**** Supplied information

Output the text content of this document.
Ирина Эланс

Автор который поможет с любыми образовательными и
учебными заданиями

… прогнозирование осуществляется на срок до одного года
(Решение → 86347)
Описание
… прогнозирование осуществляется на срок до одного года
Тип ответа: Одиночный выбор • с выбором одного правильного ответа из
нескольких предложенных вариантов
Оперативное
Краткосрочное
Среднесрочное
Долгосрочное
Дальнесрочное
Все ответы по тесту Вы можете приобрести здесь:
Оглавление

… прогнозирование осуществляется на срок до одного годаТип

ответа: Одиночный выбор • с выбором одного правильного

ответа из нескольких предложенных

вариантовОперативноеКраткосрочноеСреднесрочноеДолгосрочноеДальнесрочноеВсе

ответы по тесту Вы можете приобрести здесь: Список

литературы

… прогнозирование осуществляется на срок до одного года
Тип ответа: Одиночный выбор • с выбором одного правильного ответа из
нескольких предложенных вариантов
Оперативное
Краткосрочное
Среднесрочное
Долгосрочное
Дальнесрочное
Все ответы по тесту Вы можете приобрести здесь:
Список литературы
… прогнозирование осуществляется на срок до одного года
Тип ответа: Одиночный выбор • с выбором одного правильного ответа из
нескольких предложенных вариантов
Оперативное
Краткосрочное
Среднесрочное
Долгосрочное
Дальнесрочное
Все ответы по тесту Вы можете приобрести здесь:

********

* _Exercise details_:
In the records above, collect each line with "Список".

* _Solution for this problem_:
ответы по тесту Вы можете приобрести здесь: Список
Список литературы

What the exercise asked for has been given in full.